* [DIRECTION]
State the number of lines that include the string "average", and write nothing else.

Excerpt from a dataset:
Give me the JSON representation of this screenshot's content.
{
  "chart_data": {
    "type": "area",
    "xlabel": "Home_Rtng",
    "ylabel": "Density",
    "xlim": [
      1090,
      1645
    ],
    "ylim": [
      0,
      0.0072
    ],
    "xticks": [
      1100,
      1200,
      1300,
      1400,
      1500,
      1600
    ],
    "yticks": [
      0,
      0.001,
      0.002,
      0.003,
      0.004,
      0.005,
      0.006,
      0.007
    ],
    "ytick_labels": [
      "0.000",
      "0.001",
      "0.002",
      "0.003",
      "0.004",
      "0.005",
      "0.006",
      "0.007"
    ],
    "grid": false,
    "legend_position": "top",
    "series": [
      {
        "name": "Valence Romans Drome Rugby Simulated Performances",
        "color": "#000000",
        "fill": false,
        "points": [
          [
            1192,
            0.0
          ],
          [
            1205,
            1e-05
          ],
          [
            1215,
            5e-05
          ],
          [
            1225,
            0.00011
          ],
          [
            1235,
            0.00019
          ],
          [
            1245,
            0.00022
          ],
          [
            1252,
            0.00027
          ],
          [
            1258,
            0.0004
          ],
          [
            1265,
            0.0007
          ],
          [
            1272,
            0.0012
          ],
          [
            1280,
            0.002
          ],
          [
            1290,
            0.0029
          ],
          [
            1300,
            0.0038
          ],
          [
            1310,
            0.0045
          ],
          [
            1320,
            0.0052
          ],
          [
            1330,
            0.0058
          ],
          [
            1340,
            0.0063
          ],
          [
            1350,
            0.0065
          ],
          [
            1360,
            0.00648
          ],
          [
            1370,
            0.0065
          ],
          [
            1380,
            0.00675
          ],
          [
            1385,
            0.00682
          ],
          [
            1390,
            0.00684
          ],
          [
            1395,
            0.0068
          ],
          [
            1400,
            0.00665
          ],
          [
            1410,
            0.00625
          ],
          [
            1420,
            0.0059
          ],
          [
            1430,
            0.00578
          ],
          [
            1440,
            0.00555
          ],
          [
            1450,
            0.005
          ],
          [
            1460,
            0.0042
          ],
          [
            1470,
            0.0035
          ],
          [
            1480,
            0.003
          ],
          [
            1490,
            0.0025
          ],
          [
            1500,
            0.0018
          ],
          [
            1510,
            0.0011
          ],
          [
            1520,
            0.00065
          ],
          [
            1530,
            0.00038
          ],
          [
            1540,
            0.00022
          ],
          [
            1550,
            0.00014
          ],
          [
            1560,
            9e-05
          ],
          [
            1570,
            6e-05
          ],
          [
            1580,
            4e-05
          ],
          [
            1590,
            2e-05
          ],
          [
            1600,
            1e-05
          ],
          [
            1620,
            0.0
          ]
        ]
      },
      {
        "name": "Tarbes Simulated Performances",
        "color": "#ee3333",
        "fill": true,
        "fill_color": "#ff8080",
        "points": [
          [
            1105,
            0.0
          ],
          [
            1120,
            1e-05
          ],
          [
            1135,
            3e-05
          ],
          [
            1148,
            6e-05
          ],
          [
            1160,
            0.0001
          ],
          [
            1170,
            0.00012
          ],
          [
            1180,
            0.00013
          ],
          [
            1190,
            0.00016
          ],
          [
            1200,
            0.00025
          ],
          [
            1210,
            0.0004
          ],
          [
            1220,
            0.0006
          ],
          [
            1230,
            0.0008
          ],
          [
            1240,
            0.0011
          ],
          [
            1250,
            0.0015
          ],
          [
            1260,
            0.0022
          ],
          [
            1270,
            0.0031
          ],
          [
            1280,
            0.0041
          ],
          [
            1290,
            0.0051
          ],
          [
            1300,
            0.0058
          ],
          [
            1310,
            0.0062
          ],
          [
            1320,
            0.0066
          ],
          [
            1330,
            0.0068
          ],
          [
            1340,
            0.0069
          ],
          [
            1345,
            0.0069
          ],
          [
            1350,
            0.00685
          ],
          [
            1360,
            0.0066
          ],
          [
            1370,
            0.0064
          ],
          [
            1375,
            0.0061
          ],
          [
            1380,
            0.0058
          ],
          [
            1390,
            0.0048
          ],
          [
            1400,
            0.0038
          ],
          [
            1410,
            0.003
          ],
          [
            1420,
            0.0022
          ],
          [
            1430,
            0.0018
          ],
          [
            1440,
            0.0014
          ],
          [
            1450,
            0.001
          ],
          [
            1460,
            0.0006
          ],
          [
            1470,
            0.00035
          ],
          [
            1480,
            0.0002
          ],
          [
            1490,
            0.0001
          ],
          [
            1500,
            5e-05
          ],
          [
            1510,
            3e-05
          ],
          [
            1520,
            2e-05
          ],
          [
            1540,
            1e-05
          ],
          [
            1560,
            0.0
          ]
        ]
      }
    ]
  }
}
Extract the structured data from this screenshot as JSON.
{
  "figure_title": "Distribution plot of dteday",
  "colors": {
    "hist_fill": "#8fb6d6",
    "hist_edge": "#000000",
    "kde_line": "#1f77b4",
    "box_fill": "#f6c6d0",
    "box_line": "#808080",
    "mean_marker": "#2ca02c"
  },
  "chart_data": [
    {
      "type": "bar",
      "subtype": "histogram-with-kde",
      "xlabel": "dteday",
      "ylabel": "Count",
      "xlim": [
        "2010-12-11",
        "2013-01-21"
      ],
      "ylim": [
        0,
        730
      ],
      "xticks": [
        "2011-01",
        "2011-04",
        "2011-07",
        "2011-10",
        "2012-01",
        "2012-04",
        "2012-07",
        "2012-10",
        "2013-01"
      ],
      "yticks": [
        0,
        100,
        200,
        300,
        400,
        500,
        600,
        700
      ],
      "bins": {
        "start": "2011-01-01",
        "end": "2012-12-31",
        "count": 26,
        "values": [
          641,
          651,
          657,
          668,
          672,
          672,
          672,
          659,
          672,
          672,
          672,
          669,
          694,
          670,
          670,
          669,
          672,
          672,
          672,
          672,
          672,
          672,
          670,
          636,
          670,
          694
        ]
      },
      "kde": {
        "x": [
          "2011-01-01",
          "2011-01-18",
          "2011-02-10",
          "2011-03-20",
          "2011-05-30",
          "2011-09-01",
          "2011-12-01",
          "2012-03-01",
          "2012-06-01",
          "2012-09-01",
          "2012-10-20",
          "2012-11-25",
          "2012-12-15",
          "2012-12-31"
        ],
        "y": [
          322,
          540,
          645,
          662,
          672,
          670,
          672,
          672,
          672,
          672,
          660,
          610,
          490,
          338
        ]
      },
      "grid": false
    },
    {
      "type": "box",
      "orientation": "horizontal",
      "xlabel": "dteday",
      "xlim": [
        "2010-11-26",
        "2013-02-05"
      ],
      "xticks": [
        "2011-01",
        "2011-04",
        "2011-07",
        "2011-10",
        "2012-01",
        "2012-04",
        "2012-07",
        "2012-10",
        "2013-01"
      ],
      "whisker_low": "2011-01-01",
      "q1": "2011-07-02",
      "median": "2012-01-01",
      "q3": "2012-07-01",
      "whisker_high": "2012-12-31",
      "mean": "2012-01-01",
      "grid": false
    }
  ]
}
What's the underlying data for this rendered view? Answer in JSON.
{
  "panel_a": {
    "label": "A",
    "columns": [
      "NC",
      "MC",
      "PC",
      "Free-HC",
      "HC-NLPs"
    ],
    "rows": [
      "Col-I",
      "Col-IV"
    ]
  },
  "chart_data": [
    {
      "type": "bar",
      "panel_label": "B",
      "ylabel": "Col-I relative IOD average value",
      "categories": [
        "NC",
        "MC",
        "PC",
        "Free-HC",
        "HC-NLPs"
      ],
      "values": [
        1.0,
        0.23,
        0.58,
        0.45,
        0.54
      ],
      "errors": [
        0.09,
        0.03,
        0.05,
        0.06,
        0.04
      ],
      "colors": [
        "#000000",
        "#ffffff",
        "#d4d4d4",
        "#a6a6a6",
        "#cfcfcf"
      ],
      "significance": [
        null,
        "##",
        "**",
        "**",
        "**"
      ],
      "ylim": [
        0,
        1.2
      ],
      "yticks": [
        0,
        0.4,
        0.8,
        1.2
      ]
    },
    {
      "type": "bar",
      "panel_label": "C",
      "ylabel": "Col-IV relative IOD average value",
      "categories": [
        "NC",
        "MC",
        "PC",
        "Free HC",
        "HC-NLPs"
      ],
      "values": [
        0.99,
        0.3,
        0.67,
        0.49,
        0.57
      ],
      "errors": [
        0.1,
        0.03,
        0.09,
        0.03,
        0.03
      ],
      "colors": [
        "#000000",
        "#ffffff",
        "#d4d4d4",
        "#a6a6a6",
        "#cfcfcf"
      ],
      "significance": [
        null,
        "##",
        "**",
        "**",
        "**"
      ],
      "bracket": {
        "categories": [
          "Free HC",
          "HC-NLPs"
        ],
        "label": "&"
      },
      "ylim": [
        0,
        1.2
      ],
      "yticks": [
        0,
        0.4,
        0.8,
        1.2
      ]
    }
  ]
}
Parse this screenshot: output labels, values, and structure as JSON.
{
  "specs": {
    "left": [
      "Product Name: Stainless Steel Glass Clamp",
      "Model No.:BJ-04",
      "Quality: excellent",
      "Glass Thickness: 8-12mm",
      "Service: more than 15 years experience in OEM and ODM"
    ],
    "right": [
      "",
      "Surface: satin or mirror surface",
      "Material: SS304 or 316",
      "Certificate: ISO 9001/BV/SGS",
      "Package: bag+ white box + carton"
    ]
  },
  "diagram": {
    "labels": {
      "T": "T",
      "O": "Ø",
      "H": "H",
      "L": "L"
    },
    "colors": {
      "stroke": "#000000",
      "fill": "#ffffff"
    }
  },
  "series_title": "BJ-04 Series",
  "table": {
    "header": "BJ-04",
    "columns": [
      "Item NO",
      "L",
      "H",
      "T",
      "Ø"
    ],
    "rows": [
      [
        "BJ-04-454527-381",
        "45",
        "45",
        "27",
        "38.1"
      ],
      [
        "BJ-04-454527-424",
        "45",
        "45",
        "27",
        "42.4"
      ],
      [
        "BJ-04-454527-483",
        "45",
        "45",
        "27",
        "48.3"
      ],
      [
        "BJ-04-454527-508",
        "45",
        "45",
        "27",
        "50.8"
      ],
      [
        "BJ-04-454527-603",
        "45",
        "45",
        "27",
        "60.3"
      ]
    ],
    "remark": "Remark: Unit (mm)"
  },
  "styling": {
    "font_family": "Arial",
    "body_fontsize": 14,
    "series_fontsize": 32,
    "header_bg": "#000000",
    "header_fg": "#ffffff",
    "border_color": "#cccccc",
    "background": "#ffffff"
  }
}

* [TASK ANSWER]
2